PROBLEM DETAILS: Find the string "this" and gather every line that holds it.

Extracted data entries:
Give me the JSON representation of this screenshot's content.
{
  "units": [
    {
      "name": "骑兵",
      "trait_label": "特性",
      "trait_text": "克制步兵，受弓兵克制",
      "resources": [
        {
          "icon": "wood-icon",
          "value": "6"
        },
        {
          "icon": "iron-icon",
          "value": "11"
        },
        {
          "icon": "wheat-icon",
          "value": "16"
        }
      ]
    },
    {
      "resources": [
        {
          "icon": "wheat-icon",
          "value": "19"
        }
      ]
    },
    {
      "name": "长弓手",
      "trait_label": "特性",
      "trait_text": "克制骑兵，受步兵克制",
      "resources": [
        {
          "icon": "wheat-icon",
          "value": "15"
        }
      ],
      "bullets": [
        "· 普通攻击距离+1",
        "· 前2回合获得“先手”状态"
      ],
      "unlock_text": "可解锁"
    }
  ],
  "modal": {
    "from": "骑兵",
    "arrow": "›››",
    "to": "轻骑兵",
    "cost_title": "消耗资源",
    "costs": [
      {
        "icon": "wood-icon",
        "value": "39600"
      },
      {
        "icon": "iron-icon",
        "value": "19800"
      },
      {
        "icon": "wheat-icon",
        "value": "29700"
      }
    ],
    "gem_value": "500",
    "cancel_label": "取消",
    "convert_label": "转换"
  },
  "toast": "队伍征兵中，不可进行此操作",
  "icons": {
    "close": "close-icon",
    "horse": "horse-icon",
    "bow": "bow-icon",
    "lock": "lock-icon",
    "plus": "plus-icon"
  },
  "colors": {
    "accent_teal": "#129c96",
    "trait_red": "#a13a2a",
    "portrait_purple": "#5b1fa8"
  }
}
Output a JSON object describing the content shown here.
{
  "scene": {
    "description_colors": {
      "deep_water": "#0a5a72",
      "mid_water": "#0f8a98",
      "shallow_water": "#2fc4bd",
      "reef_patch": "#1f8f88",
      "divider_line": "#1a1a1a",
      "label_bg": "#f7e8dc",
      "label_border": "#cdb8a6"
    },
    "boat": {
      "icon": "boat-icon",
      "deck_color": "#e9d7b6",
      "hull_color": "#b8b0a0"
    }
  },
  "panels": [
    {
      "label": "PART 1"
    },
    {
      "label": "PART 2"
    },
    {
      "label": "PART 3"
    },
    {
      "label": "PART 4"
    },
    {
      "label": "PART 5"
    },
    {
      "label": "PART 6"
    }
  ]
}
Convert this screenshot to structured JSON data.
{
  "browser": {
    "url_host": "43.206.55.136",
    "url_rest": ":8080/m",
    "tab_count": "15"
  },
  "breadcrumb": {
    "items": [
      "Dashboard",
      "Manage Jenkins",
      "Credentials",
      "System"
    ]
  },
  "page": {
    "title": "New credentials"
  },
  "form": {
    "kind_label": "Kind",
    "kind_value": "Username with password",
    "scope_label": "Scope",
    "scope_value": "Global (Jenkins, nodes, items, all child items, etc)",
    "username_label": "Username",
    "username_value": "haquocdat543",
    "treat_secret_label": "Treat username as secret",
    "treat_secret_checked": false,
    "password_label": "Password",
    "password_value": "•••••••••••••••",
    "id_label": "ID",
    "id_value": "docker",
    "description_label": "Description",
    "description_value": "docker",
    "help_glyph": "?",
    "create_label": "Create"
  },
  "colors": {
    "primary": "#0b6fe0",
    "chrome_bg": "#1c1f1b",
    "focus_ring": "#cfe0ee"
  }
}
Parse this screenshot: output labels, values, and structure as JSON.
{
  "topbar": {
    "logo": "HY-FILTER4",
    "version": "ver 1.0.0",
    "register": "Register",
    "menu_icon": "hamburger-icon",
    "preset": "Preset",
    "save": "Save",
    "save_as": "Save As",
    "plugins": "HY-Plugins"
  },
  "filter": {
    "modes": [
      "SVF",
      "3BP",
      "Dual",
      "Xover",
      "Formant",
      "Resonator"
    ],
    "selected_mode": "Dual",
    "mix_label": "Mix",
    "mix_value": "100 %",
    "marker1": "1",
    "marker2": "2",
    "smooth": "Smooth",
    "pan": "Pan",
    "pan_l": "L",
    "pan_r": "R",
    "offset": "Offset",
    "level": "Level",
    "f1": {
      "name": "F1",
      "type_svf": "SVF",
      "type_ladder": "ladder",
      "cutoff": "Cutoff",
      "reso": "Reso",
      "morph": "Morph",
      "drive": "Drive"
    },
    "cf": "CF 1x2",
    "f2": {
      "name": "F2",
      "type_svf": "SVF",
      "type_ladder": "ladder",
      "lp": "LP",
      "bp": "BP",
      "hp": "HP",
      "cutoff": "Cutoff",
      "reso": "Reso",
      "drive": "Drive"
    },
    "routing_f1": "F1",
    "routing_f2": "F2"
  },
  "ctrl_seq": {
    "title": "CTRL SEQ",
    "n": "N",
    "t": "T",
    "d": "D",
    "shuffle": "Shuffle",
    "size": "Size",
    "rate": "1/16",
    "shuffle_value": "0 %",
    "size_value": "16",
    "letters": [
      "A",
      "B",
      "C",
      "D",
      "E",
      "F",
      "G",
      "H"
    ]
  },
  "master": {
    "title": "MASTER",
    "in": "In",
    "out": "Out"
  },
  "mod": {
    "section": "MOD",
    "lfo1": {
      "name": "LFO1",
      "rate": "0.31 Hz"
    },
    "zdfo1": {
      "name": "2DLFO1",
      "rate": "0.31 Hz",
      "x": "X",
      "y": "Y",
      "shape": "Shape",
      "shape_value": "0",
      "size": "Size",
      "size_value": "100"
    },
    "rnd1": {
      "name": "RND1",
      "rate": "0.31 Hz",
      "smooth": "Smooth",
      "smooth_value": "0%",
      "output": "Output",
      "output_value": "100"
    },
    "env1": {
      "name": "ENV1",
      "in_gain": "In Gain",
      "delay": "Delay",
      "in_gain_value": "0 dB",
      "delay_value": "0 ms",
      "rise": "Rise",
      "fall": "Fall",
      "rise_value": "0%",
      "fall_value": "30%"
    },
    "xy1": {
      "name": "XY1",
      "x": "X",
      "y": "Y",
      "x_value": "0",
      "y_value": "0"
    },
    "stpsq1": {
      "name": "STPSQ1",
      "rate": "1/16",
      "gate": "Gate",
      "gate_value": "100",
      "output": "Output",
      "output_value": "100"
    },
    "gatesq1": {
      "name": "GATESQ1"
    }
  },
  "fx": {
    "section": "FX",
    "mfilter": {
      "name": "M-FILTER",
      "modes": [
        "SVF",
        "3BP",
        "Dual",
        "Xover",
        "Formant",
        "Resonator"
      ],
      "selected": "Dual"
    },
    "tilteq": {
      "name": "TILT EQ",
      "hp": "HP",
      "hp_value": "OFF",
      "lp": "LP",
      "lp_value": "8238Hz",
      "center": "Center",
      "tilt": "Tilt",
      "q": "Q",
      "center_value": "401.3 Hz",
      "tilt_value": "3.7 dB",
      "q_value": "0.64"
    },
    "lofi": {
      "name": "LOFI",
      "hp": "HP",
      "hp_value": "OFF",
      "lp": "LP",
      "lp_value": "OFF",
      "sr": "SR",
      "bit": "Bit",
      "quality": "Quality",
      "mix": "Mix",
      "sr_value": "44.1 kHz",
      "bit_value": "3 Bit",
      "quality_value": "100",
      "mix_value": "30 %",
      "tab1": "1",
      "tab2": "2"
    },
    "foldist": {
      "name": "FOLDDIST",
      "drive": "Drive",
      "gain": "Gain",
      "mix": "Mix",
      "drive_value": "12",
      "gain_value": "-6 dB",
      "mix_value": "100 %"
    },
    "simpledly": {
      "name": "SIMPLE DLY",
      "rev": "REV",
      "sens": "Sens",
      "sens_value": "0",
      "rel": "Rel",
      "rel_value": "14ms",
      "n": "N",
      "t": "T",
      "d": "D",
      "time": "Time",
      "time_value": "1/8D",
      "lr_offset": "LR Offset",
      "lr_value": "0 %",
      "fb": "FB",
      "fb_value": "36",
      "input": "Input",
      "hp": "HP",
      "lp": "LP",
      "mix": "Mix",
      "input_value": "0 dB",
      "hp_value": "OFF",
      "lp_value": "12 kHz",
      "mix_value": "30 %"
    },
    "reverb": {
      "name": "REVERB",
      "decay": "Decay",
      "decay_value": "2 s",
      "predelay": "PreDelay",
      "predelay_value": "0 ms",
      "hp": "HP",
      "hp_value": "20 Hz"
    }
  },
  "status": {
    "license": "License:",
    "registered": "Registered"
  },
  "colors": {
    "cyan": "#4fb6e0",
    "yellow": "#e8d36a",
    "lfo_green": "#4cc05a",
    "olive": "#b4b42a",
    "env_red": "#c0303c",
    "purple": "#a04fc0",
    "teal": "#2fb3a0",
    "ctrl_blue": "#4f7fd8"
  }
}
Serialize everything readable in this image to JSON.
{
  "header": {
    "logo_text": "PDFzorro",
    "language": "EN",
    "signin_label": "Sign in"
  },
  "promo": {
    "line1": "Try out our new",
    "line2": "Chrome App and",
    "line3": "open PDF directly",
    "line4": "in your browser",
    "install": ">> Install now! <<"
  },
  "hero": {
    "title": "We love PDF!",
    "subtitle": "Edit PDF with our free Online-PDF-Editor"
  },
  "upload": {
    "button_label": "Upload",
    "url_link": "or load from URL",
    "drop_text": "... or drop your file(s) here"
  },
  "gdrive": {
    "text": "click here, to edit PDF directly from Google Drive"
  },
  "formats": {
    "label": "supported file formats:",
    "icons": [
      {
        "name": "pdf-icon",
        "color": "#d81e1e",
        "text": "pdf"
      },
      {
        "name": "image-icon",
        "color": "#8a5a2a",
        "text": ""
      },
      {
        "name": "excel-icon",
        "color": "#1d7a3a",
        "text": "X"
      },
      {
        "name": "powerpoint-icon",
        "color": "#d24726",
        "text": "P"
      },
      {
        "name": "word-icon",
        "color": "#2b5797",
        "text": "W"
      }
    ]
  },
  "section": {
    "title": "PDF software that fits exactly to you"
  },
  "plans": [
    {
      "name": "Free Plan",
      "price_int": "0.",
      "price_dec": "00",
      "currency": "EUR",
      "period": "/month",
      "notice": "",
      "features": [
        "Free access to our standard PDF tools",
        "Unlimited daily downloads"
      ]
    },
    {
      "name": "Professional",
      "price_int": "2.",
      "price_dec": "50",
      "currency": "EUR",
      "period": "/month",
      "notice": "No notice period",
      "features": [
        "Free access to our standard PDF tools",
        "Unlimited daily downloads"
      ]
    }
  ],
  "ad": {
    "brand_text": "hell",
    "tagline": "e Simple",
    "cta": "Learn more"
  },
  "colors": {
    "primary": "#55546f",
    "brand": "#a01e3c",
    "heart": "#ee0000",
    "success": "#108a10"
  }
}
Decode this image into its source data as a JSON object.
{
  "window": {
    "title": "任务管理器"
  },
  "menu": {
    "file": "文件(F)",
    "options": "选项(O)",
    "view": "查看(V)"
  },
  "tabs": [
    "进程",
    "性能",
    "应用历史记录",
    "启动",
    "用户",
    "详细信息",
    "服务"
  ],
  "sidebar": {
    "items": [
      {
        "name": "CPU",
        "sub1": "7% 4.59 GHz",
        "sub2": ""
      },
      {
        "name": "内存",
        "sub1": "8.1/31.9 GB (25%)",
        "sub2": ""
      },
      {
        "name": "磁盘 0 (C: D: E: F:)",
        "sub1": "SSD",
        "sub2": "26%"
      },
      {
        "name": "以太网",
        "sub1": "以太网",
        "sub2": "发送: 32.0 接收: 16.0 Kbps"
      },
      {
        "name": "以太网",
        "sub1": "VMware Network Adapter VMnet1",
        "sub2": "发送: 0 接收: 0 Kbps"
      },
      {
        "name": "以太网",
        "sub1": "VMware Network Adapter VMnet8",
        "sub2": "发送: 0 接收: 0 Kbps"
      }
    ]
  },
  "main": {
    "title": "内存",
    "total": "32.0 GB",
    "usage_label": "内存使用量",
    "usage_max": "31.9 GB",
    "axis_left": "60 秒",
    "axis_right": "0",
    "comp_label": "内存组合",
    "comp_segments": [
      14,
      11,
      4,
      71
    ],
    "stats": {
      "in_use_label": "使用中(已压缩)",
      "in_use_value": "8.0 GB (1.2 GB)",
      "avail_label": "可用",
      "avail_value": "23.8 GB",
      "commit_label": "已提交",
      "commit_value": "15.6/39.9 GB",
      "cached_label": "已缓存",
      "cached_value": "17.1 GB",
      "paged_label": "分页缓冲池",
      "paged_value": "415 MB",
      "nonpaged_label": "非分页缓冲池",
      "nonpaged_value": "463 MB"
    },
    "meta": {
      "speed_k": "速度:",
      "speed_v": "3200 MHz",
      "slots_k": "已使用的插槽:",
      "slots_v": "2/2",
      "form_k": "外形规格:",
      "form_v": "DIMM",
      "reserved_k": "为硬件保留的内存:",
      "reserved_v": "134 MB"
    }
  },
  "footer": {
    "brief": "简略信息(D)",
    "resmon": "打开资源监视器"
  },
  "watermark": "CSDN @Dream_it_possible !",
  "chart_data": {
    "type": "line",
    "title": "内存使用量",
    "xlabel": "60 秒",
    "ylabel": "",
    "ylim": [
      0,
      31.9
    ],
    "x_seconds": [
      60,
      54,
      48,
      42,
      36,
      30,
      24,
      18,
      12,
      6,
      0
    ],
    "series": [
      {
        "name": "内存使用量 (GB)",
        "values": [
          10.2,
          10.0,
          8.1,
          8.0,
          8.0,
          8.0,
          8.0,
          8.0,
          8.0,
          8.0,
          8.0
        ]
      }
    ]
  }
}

EXERCISE SOLUTION:
Give me the JSON representation of this screenshot's content.
Convert this screenshot to structured JSON data.
Parse this screenshot: output labels, values, and structure as JSON.
Serialize everything readable in this image to JSON.
Decode this image into its source data as a JSON object.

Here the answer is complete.